- DESCRIPTION OF THE TASK:
Every line below must be reproduced exactly. Copy them all.

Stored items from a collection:
= = = = = = =
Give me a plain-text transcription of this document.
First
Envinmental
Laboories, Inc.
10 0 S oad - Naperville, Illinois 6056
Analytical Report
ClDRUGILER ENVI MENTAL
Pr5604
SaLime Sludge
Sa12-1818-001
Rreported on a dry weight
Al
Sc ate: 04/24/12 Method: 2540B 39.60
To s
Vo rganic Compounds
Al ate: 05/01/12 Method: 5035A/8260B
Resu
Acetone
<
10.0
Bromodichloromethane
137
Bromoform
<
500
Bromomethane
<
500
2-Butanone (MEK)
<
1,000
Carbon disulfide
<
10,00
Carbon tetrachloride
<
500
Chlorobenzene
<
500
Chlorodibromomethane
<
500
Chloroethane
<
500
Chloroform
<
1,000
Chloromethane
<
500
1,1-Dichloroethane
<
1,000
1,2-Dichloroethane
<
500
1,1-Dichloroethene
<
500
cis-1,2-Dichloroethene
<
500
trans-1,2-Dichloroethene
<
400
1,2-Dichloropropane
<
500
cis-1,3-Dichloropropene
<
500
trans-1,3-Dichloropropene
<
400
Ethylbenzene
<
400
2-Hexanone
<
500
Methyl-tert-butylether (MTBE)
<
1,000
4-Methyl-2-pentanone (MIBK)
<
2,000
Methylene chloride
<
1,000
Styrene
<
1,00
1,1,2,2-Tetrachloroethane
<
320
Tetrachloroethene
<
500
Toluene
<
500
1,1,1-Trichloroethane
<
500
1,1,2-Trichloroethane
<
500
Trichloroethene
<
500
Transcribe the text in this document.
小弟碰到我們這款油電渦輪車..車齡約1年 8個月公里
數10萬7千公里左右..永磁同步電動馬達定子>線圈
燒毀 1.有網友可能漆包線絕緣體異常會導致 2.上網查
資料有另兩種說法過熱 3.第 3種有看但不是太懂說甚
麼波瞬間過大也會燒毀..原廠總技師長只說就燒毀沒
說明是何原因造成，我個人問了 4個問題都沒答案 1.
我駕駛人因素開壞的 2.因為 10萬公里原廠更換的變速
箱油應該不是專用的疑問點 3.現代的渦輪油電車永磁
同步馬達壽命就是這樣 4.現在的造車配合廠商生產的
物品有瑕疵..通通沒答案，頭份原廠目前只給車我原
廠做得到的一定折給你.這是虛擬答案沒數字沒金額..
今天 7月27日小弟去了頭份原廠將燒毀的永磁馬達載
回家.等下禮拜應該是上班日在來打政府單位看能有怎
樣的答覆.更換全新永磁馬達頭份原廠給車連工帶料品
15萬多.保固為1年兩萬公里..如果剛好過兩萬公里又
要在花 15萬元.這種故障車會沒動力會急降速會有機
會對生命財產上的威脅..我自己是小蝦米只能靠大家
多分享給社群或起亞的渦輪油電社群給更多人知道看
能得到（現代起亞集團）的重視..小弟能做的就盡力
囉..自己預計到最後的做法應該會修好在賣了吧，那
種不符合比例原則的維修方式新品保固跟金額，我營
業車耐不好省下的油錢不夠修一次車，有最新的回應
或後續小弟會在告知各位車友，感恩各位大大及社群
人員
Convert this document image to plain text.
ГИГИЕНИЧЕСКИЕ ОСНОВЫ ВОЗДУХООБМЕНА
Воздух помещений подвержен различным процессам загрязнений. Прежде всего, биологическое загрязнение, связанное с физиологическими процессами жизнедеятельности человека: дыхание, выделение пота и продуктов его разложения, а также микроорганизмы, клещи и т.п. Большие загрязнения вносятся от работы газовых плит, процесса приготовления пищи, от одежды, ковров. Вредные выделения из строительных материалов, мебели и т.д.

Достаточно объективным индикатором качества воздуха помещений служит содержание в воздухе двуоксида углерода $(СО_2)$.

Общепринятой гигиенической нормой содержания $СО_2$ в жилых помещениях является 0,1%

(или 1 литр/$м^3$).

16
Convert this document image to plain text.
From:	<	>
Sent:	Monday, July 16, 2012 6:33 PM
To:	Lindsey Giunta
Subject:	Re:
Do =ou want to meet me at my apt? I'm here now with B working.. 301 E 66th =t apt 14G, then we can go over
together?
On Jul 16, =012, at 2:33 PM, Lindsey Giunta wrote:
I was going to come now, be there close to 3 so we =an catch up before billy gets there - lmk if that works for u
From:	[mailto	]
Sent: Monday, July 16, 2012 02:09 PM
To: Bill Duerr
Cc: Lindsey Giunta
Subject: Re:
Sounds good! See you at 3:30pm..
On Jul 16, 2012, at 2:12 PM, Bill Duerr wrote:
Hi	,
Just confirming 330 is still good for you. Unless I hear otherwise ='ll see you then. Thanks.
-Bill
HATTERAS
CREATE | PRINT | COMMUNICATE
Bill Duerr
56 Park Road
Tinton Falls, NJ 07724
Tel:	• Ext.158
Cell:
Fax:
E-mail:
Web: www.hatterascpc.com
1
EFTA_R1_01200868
= = = = = = =
- EXERCISE ANSWER:
Give me a plain-text transcription of this document.
First
Envinmental
Laboories, Inc.
10 0 S oad - Naperville, Illinois 6056
Analytical Report
ClDRUGILER ENVI MENTAL
Pr5604
SaLime Sludge
Sa12-1818-001
Rreported on a dry weight
Al
Sc ate: 04/24/12 Method: 2540B 39.60
To s
Vo rganic Compounds
Al ate: 05/01/12 Method: 5035A/8260B
Resu
Acetone
<
10.0
Bromodichloromethane
137
Bromoform
<
500
Bromomethane
<
500
2-Butanone (MEK)
<
1,000
Carbon disulfide
<
10,00
Carbon tetrachloride
<
500
Chlorobenzene
<
500
Chlorodibromomethane
<
500
Chloroethane
<
500
Chloroform
<
1,000
Chloromethane
<
500
1,1-Dichloroethane
<
1,000
1,2-Dichloroethane
<
500
1,1-Dichloroethene
<
500
cis-1,2-Dichloroethene
<
500
trans-1,2-Dichloroethene
<
400
1,2-Dichloropropane
<
500
cis-1,3-Dichloropropene
<
500
trans-1,3-Dichloropropene
<
400
Ethylbenzene
<
400
2-Hexanone
<
500
Methyl-tert-butylether (MTBE)
<
1,000
4-Methyl-2-pentanone (MIBK)
<
2,000
Methylene chloride
<
1,000
Styrene
<
1,00
1,1,2,2-Tetrachloroethane
<
320
Tetrachloroethene
<
500
Toluene
<
500
1,1,1-Trichloroethane
<
500
1,1,2-Trichloroethane
<
500
Trichloroethene
<
500
Transcribe the text in this document.
小弟碰到我們這款油電渦輪車..車齡約1年 8個月公里
數10萬7千公里左右..永磁同步電動馬達定子>線圈
燒毀 1.有網友可能漆包線絕緣體異常會導致 2.上網查
資料有另兩種說法過熱 3.第 3種有看但不是太懂說甚
麼波瞬間過大也會燒毀..原廠總技師長只說就燒毀沒
說明是何原因造成，我個人問了 4個問題都沒答案 1.
我駕駛人因素開壞的 2.因為 10萬公里原廠更換的變速
箱油應該不是專用的疑問點 3.現代的渦輪油電車永磁
同步馬達壽命就是這樣 4.現在的造車配合廠商生產的
物品有瑕疵..通通沒答案，頭份原廠目前只給車我原
廠做得到的一定折給你.這是虛擬答案沒數字沒金額..
今天 7月27日小弟去了頭份原廠將燒毀的永磁馬達載
回家.等下禮拜應該是上班日在來打政府單位看能有怎
樣的答覆.更換全新永磁馬達頭份原廠給車連工帶料品
15萬多.保固為1年兩萬公里..如果剛好過兩萬公里又
要在花 15萬元.這種故障車會沒動力會急降速會有機
會對生命財產上的威脅..我自己是小蝦米只能靠大家
多分享給社群或起亞的渦輪油電社群給更多人知道看
能得到（現代起亞集團）的重視..小弟能做的就盡力
囉..自己預計到最後的做法應該會修好在賣了吧，那
種不符合比例原則的維修方式新品保固跟金額，我營
業車耐不好省下的油錢不夠修一次車，有最新的回應
或後續小弟會在告知各位車友，感恩各位大大及社群
人員
Convert this document image to plain text.
ГИГИЕНИЧЕСКИЕ ОСНОВЫ ВОЗДУХООБМЕНА
Воздух помещений подвержен различным процессам загрязнений. Прежде всего, биологическое загрязнение, связанное с физиологическими процессами жизнедеятельности человека: дыхание, выделение пота и продуктов его разложения, а также микроорганизмы, клещи и т.п. Большие загрязнения вносятся от работы газовых плит, процесса приготовления пищи, от одежды, ковров. Вредные выделения из строительных материалов, мебели и т.д.

Достаточно объективным индикатором качества воздуха помещений служит содержание в воздухе двуоксида углерода $(СО_2)$.

Общепринятой гигиенической нормой содержания $СО_2$ в жилых помещениях является 0,1%

(или 1 литр/$м^3$).

16
Convert this document image to plain text.
From:	<	>
Sent:	Monday, July 16, 2012 6:33 PM
To:	Lindsey Giunta
Subject:	Re:
Do =ou want to meet me at my apt? I'm here now with B working.. 301 E 66th =t apt 14G, then we can go over
together?
On Jul 16, =012, at 2:33 PM, Lindsey Giunta wrote:
I was going to come now, be there close to 3 so we =an catch up before billy gets there - lmk if that works for u
From:	[mailto	]
Sent: Monday, July 16, 2012 02:09 PM
To: Bill Duerr
Cc: Lindsey Giunta
Subject: Re:
Sounds good! See you at 3:30pm..
On Jul 16, 2012, at 2:12 PM, Bill Duerr wrote:
Hi	,
Just confirming 330 is still good for you. Unless I hear otherwise ='ll see you then. Thanks.
-Bill
HATTERAS
CREATE | PRINT | COMMUNICATE
Bill Duerr
56 Park Road
Tinton Falls, NJ 07724
Tel:	• Ext.158
Cell:
Fax:
E-mail:
Web: www.hatterascpc.com
1
EFTA_R1_01200868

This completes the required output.